• _Written request_: Filter this data down to the lines that hold "vurdert", and copy them.

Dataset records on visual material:
§
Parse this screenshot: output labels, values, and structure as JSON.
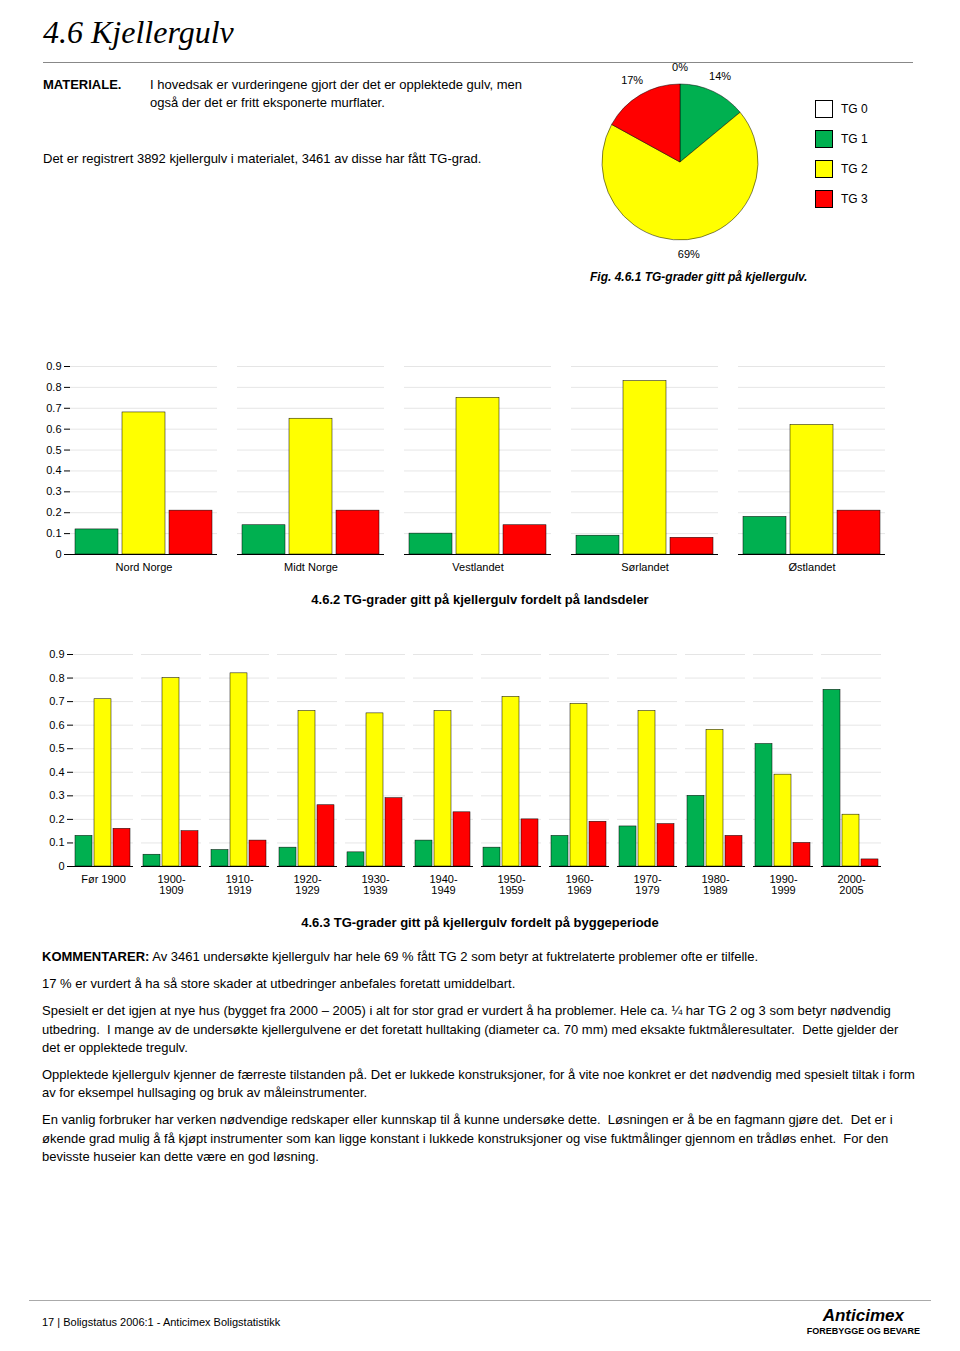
{
  "title": "4.6  Kjellergulv",
  "annotations": [
    "MATERIALE.",
    "I hovedsak er vurderingene gjort der det er opplektede gulv, men også der det er fritt eksponerte murflater.",
    "Det er registrert 3892 kjellergulv i materialet, 3461 av disse har fått TG-grad.",
    "KOMMENTARER:",
    "Av 3461 undersøkte kjellergulv har hele 69 % fått TG 2 som betyr at fuktrelaterte problemer ofte er tilfelle.",
    "17 % er vurdert å ha så store skader at utbedringer anbefales foretatt umiddelbart.",
    "Spesielt er det igjen at nye hus (bygget fra 2000 – 2005) i alt for stor grad er vurdert å ha problemer. Hele ca. ¼ har TG 2 og 3 som betyr nødvendig utbedring.  I mange av de undersøkte kjellergulvene er det foretatt hulltaking (diameter ca. 70 mm) med eksakte fuktmåleresultater.  Dette gjelder der det er opplektede tregulv.",
    "Opplektede kjellergulv kjenner de færreste tilstanden på. Det er lukkede konstruksjoner, for å vite noe konkret er det nødvendig med spesielt tiltak i form av for eksempel hullsaging og bruk av måleinstrumenter.",
    "En vanlig forbruker har verken nødvendige redskaper eller kunnskap til å kunne undersøke dette.  Løsningen er å be en fagmann gjøre det.  Det er i økende grad mulig å få kjøpt instrumenter som kan ligge konstant i lukkede konstruksjoner og vise fuktmålinger gjennom en trådløs enhet.  For den bevisste huseier kan dette være en god løsning."
  ],
  "footer": [
    "17  |  Boligstatus 2006:1 - Anticimex Boligstatistikk",
    "Anticimex",
    "FOREBYGGE OG BEVARE"
  ],
  "chart_data": [
    {
      "type": "pie",
      "title": "Fig. 4.6.1 TG-grader gitt på kjellergulv.",
      "categories": [
        "TG 0",
        "TG 1",
        "TG 2",
        "TG 3"
      ],
      "values": [
        0.001,
        14,
        69,
        17
      ],
      "value_labels": [
        "0%",
        "14%",
        "69%",
        "17%"
      ],
      "colors": [
        "#ffffff",
        "#00b050",
        "#ffff00",
        "#ff0000"
      ],
      "data_labels": true,
      "legend": "right"
    },
    {
      "type": "bar",
      "title": "4.6.2 TG-grader gitt på kjellergulv fordelt på landsdeler",
      "categories": [
        "Nord Norge",
        "Midt Norge",
        "Vestlandet",
        "Sørlandet",
        "Østlandet"
      ],
      "series": [
        {
          "name": "TG 1",
          "color": "#00b050",
          "values": [
            0.12,
            0.14,
            0.1,
            0.09,
            0.18
          ]
        },
        {
          "name": "TG 2",
          "color": "#ffff00",
          "values": [
            0.68,
            0.65,
            0.75,
            0.83,
            0.62
          ]
        },
        {
          "name": "TG 3",
          "color": "#ff0000",
          "values": [
            0.21,
            0.21,
            0.14,
            0.08,
            0.21
          ]
        }
      ],
      "ylim": [
        0,
        0.9
      ],
      "yticks": [
        0,
        0.1,
        0.2,
        0.3,
        0.4,
        0.5,
        0.6,
        0.7,
        0.8,
        0.9
      ],
      "grid": true
    },
    {
      "type": "bar",
      "title": "4.6.3 TG-grader gitt på kjellergulv fordelt på byggeperiode",
      "categories": [
        "Før 1900",
        "1900-\n1909",
        "1910-\n1919",
        "1920-\n1929",
        "1930-\n1939",
        "1940-\n1949",
        "1950-\n1959",
        "1960-\n1969",
        "1970-\n1979",
        "1980-\n1989",
        "1990-\n1999",
        "2000-\n2005"
      ],
      "series": [
        {
          "name": "TG 1",
          "color": "#00b050",
          "values": [
            0.13,
            0.05,
            0.07,
            0.08,
            0.06,
            0.11,
            0.08,
            0.13,
            0.17,
            0.3,
            0.52,
            0.75
          ]
        },
        {
          "name": "TG 2",
          "color": "#ffff00",
          "values": [
            0.71,
            0.8,
            0.82,
            0.66,
            0.65,
            0.66,
            0.72,
            0.69,
            0.66,
            0.58,
            0.39,
            0.22
          ]
        },
        {
          "name": "TG 3",
          "color": "#ff0000",
          "values": [
            0.16,
            0.15,
            0.11,
            0.26,
            0.29,
            0.23,
            0.2,
            0.19,
            0.18,
            0.13,
            0.1,
            0.03
          ]
        }
      ],
      "ylim": [
        0,
        0.9
      ],
      "yticks": [
        0,
        0.1,
        0.2,
        0.3,
        0.4,
        0.5,
        0.6,
        0.7,
        0.8,
        0.9
      ],
      "grid": true
    }
  ]
}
§
• _Finished task_:
    "17 % er vurdert å ha så store skader at utbedringer anbefales foretatt umiddelbart.",
    "Spesielt er det igjen at nye hus (bygget fra 2000 – 2005) i alt for stor grad er vurdert å ha problemer. Hele ca. ¼ har TG 2 og 3 som betyr nødvendig utbedring.  I mange av de undersøkte kjellergulvene er det foretatt hulltaking (diameter ca. 70 mm) med eksakte fuktmåleresultater.  Dette gjelder der det er opplektede tregulv.",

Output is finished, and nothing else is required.